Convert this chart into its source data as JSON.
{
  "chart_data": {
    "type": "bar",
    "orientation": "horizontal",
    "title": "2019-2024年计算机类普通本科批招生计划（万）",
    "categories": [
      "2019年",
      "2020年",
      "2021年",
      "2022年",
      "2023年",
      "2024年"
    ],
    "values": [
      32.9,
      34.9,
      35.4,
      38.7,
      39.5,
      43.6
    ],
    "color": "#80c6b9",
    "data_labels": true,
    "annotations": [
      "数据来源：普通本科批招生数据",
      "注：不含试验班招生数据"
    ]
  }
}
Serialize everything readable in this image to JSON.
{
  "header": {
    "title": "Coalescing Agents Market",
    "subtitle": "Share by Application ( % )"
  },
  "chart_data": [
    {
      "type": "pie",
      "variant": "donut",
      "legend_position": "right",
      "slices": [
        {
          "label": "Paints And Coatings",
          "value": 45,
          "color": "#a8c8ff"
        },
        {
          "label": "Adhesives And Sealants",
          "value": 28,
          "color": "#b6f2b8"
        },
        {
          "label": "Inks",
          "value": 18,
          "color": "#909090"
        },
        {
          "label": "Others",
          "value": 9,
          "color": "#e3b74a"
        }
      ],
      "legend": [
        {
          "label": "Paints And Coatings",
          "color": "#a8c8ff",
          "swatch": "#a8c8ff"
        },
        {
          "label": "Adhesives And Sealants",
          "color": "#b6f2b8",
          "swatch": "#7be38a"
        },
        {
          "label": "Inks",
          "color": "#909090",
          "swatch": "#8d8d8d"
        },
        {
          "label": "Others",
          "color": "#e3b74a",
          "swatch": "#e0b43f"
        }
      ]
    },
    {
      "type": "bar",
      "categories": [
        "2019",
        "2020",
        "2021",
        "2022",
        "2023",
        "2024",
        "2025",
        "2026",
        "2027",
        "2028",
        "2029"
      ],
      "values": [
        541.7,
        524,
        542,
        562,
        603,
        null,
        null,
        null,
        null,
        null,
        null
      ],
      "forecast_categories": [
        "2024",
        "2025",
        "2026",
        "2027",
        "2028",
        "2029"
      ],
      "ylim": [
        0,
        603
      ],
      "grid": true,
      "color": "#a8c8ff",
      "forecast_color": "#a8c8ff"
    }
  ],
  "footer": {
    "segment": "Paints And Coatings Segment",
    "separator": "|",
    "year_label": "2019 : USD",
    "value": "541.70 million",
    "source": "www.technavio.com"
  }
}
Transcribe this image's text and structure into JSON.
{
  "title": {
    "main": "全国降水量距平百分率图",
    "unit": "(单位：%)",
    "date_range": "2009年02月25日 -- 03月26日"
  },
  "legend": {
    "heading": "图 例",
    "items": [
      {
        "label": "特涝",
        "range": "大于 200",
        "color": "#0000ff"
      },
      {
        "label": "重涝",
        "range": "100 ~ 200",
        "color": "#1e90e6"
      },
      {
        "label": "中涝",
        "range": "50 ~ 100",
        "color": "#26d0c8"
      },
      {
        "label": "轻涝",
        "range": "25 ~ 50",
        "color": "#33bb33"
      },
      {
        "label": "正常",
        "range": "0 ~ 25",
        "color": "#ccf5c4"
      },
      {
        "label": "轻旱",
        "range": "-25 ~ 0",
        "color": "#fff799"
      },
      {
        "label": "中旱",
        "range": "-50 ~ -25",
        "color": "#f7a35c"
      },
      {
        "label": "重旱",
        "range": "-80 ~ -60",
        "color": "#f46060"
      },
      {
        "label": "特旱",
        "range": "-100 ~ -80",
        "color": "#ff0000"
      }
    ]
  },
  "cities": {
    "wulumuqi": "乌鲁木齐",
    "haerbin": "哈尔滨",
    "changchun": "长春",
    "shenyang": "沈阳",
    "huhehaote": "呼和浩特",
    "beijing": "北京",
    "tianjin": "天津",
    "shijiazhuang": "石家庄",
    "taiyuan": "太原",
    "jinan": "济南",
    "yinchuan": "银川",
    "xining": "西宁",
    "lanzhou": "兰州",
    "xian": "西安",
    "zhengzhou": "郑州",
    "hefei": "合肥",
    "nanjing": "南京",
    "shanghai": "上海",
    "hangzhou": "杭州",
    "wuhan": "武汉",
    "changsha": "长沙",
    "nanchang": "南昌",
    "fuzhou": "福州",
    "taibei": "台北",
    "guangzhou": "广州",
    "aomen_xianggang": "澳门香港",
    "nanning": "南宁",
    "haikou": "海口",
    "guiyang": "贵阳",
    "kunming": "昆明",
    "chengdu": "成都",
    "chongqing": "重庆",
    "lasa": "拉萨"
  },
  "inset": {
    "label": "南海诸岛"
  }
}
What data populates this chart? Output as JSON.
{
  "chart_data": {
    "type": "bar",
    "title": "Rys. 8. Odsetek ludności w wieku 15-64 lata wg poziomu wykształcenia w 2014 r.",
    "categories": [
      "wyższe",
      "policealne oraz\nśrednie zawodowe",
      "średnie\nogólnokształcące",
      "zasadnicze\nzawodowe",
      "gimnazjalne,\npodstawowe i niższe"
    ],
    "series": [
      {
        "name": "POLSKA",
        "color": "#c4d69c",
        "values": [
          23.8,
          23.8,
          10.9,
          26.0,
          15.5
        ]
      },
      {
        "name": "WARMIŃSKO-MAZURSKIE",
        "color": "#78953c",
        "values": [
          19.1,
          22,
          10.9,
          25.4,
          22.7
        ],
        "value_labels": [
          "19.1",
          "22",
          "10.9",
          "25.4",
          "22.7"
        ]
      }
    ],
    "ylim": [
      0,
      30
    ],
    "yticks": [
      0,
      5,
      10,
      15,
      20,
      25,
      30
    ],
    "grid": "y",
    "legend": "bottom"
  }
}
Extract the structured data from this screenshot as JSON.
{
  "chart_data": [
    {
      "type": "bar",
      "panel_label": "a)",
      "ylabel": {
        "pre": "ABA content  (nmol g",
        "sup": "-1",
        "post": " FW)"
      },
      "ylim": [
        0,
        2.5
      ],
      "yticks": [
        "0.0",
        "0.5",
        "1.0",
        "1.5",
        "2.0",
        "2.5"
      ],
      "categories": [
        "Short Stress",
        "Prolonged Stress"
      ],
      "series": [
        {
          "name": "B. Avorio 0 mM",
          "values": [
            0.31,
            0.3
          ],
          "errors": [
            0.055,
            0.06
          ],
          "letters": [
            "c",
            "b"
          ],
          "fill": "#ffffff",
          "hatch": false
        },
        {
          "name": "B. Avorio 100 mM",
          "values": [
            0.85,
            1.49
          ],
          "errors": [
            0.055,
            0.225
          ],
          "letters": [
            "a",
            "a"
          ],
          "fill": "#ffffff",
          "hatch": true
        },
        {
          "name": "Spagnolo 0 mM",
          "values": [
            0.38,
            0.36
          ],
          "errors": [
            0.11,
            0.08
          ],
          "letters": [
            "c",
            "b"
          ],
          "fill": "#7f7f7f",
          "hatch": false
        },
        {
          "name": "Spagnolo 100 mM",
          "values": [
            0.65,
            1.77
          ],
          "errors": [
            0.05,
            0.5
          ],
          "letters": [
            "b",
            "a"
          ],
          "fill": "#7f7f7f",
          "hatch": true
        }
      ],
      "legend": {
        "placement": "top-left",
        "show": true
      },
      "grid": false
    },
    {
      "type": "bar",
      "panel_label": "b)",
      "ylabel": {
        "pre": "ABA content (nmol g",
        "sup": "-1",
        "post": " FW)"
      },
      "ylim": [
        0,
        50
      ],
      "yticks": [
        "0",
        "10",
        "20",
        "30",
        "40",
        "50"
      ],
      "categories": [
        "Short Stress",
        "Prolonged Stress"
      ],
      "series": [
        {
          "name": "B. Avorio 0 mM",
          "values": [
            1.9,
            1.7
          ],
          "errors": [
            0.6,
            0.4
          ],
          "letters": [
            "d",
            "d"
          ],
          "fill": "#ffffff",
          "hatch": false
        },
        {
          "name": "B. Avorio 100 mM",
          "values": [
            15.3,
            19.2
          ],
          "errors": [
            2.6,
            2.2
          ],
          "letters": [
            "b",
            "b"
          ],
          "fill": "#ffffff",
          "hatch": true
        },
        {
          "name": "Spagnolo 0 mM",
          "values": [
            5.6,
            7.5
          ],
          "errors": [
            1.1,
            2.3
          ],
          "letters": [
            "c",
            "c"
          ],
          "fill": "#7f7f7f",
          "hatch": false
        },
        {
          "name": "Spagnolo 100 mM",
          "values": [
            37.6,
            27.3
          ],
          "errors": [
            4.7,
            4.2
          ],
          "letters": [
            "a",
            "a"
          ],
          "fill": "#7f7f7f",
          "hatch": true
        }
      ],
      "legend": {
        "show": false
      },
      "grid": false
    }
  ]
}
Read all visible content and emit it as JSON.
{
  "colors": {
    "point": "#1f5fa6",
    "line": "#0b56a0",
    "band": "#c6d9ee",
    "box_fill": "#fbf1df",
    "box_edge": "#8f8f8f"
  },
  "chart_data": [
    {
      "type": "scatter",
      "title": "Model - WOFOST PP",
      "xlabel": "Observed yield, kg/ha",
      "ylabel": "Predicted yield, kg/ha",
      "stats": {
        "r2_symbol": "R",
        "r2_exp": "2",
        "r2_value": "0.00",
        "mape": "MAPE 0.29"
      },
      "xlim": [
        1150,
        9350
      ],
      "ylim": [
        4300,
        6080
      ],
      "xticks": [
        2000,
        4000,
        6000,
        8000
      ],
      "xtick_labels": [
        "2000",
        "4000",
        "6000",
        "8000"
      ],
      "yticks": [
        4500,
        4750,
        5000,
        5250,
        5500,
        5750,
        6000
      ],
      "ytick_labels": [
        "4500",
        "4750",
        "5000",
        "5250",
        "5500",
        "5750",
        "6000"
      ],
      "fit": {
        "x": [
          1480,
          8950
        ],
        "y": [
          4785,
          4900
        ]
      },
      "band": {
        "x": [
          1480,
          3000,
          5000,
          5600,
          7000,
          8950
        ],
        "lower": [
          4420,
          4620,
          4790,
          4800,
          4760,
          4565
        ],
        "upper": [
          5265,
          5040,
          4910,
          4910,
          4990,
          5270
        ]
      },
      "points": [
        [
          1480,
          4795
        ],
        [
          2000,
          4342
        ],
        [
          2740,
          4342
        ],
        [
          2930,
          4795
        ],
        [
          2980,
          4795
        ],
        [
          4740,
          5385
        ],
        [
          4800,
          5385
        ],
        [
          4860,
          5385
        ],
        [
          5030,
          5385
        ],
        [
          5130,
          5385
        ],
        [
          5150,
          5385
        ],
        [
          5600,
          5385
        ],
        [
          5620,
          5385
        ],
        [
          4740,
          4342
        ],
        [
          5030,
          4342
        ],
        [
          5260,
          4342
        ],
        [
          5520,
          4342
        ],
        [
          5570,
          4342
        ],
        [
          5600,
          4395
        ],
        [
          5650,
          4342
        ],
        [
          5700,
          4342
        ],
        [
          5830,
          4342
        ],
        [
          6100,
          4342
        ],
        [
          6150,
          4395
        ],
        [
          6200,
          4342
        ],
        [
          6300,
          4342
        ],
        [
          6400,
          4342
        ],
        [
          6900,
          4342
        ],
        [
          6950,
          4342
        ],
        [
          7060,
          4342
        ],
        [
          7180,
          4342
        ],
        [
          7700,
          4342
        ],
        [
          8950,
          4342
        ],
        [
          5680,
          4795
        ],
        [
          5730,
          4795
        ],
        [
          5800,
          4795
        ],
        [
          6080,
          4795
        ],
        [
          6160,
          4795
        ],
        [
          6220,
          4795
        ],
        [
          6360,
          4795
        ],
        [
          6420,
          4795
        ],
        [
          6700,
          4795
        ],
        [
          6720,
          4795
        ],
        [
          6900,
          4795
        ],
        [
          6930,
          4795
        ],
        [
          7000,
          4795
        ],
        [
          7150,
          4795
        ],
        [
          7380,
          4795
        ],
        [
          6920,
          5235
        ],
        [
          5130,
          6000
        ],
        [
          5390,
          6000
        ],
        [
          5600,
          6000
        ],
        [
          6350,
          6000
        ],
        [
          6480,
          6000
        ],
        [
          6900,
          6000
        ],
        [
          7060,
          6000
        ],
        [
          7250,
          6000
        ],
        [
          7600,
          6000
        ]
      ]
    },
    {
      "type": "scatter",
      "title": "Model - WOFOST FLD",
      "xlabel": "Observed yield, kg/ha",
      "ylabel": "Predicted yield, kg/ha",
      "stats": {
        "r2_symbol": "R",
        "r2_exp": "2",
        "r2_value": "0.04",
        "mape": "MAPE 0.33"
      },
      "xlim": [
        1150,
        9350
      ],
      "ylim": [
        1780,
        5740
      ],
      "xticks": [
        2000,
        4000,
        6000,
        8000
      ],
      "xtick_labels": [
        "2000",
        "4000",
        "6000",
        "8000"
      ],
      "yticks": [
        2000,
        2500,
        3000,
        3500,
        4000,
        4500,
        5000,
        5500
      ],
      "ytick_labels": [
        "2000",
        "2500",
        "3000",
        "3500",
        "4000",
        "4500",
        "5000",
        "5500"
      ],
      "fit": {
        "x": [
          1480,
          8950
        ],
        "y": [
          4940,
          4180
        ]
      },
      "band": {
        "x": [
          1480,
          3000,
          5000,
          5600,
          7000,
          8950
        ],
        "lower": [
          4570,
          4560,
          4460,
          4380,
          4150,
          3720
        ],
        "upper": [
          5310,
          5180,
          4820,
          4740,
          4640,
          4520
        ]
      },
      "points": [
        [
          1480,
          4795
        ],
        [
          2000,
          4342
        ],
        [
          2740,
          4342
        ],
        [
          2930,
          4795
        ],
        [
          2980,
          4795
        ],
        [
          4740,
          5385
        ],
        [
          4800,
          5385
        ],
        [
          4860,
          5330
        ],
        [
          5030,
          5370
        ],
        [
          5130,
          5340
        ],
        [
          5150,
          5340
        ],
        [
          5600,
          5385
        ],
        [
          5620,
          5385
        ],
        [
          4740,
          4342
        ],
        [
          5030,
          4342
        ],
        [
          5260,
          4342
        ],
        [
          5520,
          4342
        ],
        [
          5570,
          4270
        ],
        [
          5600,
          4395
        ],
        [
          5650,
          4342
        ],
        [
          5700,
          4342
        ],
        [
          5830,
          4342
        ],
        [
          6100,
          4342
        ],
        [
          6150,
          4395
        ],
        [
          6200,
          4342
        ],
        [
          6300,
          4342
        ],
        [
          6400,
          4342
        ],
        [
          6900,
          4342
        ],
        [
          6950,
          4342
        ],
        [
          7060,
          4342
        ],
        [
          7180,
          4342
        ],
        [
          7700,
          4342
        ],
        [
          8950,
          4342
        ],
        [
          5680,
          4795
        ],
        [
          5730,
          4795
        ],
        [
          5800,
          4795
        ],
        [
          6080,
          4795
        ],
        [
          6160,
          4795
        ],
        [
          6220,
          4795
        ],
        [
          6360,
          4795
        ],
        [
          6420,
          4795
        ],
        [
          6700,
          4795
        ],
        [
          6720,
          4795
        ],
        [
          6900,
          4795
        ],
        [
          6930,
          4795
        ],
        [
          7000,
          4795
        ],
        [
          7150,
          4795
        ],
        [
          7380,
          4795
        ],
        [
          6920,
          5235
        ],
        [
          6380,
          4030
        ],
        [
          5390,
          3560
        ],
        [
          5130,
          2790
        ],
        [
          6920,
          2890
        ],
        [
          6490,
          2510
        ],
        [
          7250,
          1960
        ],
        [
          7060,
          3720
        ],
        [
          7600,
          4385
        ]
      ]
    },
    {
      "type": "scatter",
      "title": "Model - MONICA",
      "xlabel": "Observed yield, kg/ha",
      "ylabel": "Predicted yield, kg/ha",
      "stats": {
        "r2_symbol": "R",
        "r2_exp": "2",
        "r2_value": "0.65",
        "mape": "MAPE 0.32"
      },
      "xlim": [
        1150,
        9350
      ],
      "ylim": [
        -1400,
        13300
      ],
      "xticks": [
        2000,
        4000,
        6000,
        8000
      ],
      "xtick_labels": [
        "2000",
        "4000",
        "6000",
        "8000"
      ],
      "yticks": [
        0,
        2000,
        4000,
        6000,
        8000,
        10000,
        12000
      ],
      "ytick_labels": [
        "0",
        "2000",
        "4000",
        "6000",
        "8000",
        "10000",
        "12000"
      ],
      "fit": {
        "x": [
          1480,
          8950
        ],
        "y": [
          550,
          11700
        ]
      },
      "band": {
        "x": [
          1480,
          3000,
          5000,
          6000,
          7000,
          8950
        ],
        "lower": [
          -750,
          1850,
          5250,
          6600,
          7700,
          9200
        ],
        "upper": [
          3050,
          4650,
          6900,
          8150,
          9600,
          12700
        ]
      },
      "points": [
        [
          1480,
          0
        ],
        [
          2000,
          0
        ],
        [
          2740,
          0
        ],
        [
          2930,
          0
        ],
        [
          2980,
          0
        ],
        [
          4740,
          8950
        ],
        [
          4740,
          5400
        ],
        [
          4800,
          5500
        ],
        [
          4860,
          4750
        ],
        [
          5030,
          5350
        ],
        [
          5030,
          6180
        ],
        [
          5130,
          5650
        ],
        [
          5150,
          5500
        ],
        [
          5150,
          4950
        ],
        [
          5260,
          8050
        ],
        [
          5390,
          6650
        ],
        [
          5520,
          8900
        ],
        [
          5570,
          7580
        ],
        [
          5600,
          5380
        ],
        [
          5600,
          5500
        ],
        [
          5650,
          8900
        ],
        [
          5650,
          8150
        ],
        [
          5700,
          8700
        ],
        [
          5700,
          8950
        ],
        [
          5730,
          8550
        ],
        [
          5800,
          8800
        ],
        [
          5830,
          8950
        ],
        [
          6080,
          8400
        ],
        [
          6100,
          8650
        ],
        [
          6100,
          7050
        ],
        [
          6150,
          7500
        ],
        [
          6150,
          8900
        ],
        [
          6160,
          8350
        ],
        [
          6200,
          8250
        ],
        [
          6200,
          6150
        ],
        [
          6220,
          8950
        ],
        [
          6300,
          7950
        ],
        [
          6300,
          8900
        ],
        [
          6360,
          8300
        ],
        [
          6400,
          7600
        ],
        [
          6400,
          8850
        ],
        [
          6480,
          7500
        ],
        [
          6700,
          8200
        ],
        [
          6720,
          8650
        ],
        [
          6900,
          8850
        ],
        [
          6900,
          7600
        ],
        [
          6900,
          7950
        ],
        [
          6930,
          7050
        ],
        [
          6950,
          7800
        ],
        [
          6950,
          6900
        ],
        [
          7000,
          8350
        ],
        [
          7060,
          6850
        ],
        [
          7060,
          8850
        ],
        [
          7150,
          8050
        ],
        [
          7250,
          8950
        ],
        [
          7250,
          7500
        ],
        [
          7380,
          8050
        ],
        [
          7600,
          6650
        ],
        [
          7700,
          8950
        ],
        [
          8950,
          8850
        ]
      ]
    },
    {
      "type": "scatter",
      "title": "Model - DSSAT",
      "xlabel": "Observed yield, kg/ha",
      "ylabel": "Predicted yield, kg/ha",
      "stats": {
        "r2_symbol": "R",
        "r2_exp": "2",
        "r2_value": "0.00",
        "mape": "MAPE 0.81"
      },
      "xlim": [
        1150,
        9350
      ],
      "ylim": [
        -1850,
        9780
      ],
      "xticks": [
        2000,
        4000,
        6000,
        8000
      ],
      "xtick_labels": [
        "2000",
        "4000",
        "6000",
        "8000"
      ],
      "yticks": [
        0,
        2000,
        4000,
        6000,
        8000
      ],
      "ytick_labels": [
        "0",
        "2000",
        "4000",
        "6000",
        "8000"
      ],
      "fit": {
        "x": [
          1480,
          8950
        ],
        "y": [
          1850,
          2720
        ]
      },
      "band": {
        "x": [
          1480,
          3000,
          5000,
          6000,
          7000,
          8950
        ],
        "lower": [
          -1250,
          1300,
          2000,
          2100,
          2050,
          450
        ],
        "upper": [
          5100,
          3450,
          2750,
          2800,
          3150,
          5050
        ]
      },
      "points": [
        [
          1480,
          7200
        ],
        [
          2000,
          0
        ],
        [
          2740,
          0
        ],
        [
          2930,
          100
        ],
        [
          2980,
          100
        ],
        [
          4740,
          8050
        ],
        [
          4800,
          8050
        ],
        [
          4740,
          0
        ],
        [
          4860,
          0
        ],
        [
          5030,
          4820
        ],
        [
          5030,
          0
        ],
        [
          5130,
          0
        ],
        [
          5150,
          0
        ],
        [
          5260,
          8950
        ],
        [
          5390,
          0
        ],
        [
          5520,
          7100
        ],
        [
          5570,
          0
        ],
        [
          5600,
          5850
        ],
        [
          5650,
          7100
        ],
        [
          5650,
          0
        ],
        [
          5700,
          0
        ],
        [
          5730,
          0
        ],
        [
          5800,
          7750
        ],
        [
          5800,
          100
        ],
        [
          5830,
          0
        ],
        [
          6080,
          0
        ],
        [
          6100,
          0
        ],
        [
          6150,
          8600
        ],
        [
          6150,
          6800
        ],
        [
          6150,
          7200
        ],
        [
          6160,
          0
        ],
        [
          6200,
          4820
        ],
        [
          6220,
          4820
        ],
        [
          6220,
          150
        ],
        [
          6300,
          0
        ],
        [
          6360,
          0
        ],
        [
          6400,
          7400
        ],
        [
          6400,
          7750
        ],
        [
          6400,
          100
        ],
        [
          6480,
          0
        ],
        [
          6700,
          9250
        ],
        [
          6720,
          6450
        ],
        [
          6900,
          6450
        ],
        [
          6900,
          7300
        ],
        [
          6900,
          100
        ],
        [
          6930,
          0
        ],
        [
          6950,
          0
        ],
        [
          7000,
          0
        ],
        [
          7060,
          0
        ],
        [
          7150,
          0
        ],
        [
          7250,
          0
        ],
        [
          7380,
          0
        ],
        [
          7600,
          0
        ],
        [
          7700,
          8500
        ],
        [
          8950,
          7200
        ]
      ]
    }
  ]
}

GIVEN INSTRUCTION = Locate each line containing the string "content" and show it.

EXERCISE SOLUTION =
        "pre": "ABA content  (nmol g",
        "pre": "ABA content (nmol g",
Read all visible content and emit it as JSON.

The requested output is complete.